::: THE INPUT

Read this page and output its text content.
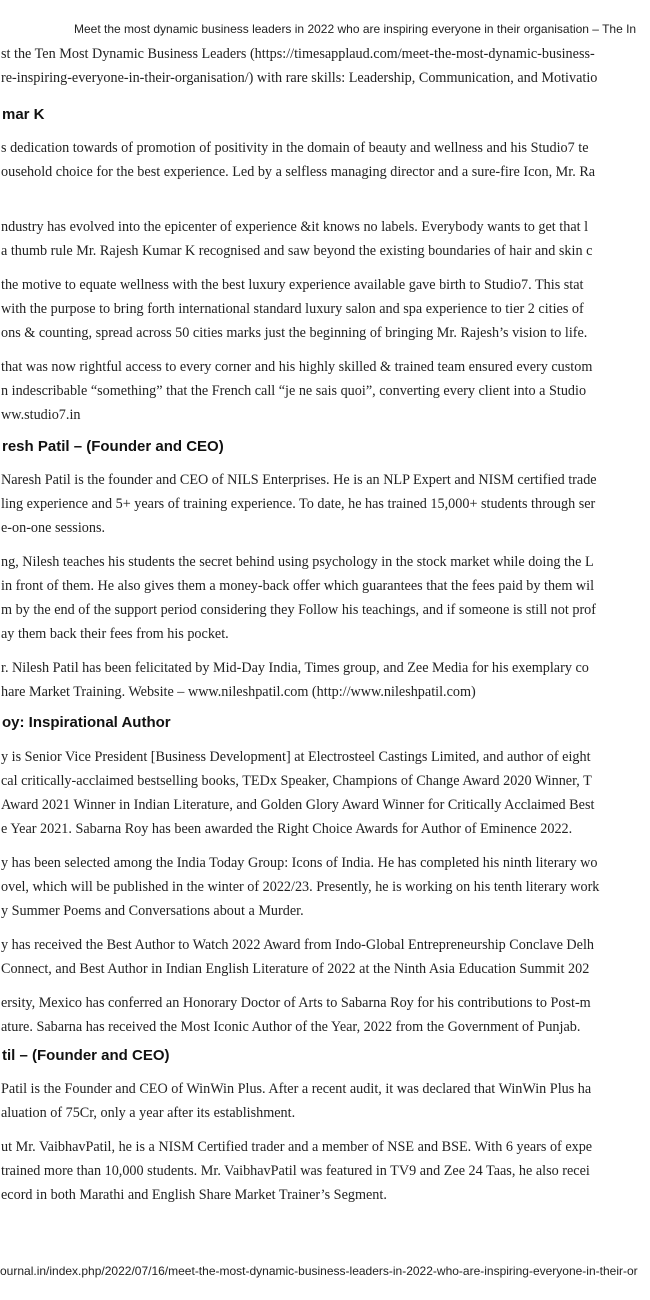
Meet the most dynamic business leaders in 2022 who are inspiring everyone in their organisation – The In
st the Ten Most Dynamic Business Leaders (https://timesapplaud.com/meet-the-most-dynamic-business-
re-inspiring-everyone-in-their-organisation/) with rare skills: Leadership, Communication, and Motivatio
mar K
s dedication towards of promotion of positivity in the domain of beauty and wellness and his Studio7 te
ousehold choice for the best experience. Led by a selfless managing director and a sure-fire Icon, Mr. Ra
ndustry has evolved into the epicenter of experience &it knows no labels. Everybody wants to get that l
a thumb rule Mr. Rajesh Kumar K recognised and saw beyond the existing boundaries of hair and skin c
the motive to equate wellness with the best luxury experience available gave birth to Studio7. This stat
with the purpose to bring forth international standard luxury salon and spa experience to tier 2 cities of
ons & counting, spread across 50 cities marks just the beginning of bringing Mr. Rajesh’s vision to life.
that was now rightful access to every corner and his highly skilled & trained team ensured every custom
n indescribable “something” that the French call “je ne sais quoi”, converting every client into a Studio
ww.studio7.in
resh Patil – (Founder and CEO)
Naresh Patil is the founder and CEO of NILS Enterprises. He is an NLP Expert and NISM certified trade
ling experience and 5+ years of training experience. To date, he has trained 15,000+ students through ser
e-on-one sessions.
ng, Nilesh teaches his students the secret behind using psychology in the stock market while doing the L
in front of them. He also gives them a money-back offer which guarantees that the fees paid by them wil
m by the end of the support period considering they Follow his teachings, and if someone is still not prof
ay them back their fees from his pocket.
r. Nilesh Patil has been felicitated by Mid-Day India, Times group, and Zee Media for his exemplary co
hare Market Training. Website – www.nileshpatil.com (http://www.nileshpatil.com)
oy: Inspirational Author
y is Senior Vice President [Business Development] at Electrosteel Castings Limited, and author of eight
cal critically-acclaimed bestselling books, TEDx Speaker, Champions of Change Award 2020 Winner, T
Award 2021 Winner in Indian Literature, and Golden Glory Award Winner for Critically Acclaimed Best
e Year 2021. Sabarna Roy has been awarded the Right Choice Awards for Author of Eminence 2022.
y has been selected among the India Today Group: Icons of India. He has completed his ninth literary wo
ovel, which will be published in the winter of 2022/23. Presently, he is working on his tenth literary work
y Summer Poems and Conversations about a Murder.
y has received the Best Author to Watch 2022 Award from Indo-Global Entrepreneurship Conclave Delh
Connect, and Best Author in Indian English Literature of 2022 at the Ninth Asia Education Summit 202
ersity, Mexico has conferred an Honorary Doctor of Arts to Sabarna Roy for his contributions to Post-m
ature. Sabarna has received the Most Iconic Author of the Year, 2022 from the Government of Punjab.
til – (Founder and CEO)
Patil is the Founder and CEO of WinWin Plus. After a recent audit, it was declared that WinWin Plus ha
aluation of 75Cr, only a year after its establishment.
ut Mr. VaibhavPatil, he is a NISM Certified trader and a member of NSE and BSE. With 6 years of expe
trained more than 10,000 students. Mr. VaibhavPatil was featured in TV9 and Zee 24 Taas, he also recei
ecord in both Marathi and English Share Market Trainer’s Segment.
ournal.in/index.php/2022/07/16/meet-the-most-dynamic-business-leaders-in-2022-who-are-inspiring-everyone-in-their-or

::::::

WHAT IS REQUIRED = Where does the word "also" appear? Return each line that holds it.

ANSWER FOR THE TASK =
in front of them. He also gives them a money-back offer which guarantees that the fees paid by them wil
trained more than 10,000 students. Mr. VaibhavPatil was featured in TV9 and Zee 24 Taas, he also recei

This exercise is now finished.